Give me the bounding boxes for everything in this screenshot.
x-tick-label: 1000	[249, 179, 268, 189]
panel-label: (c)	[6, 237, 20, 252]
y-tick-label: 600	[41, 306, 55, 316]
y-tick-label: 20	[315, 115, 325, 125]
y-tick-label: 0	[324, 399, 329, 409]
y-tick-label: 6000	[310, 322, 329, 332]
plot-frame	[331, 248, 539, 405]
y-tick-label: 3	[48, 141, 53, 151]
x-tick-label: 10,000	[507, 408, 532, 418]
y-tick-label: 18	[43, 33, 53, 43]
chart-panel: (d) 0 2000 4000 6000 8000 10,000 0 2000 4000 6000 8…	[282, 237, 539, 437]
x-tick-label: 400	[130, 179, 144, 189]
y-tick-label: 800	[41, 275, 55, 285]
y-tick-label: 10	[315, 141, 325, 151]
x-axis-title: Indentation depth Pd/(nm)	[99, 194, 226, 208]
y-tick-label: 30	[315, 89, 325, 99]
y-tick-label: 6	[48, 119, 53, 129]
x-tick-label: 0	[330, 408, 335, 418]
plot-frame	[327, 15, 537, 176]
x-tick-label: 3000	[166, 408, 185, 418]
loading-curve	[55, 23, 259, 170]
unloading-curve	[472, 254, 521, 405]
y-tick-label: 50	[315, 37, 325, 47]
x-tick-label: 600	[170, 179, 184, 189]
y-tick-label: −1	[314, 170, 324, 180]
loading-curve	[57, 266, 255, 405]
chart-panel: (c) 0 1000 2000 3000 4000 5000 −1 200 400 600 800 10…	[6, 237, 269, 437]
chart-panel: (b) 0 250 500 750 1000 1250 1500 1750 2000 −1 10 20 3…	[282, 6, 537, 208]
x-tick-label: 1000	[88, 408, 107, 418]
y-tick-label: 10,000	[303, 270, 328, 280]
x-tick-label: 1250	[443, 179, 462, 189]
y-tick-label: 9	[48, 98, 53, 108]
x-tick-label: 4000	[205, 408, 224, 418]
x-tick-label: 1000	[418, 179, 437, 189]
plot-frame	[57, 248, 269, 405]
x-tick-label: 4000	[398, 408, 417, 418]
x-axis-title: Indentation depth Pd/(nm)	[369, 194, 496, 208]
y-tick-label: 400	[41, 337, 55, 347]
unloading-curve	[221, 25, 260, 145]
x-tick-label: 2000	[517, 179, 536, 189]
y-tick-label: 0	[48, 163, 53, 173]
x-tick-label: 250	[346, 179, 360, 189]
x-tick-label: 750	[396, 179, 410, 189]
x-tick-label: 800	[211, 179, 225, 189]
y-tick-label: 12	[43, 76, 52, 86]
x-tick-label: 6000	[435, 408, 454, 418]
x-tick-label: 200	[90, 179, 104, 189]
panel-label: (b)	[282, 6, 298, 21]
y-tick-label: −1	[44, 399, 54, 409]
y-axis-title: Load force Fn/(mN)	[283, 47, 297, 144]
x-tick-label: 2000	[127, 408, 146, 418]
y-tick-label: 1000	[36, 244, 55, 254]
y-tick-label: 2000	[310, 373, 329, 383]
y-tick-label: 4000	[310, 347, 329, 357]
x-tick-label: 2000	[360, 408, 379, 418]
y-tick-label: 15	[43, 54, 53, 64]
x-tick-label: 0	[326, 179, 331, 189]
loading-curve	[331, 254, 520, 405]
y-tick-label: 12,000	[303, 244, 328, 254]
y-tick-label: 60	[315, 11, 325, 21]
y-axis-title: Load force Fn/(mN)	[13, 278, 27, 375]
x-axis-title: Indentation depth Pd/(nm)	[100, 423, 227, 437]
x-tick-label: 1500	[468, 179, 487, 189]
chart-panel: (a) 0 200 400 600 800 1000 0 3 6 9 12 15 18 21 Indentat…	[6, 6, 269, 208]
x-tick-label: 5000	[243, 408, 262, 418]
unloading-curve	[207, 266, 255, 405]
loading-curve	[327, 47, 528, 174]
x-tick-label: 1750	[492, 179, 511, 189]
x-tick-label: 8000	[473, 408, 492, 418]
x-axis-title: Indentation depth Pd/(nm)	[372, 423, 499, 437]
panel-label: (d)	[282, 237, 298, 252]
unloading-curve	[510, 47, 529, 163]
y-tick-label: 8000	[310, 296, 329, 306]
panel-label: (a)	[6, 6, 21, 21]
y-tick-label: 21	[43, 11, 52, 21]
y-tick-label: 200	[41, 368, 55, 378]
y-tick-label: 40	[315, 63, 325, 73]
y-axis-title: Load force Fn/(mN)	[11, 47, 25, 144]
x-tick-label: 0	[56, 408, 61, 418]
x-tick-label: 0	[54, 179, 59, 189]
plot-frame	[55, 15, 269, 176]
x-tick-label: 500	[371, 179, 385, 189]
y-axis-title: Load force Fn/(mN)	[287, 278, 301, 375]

• _GOAL OF THE EXERCISE_:
Retype the data from its first line through the line containing "322, 329, 332]", with both of those lines included.

• _WRITTEN SOLUTION_:
Give me the bounding boxes for everything in this screenshot.
x-tick-label: 1000	[249, 179, 268, 189]
panel-label: (c)	[6, 237, 20, 252]
y-tick-label: 600	[41, 306, 55, 316]
y-tick-label: 20	[315, 115, 325, 125]
y-tick-label: 0	[324, 399, 329, 409]
y-tick-label: 6000	[310, 322, 329, 332]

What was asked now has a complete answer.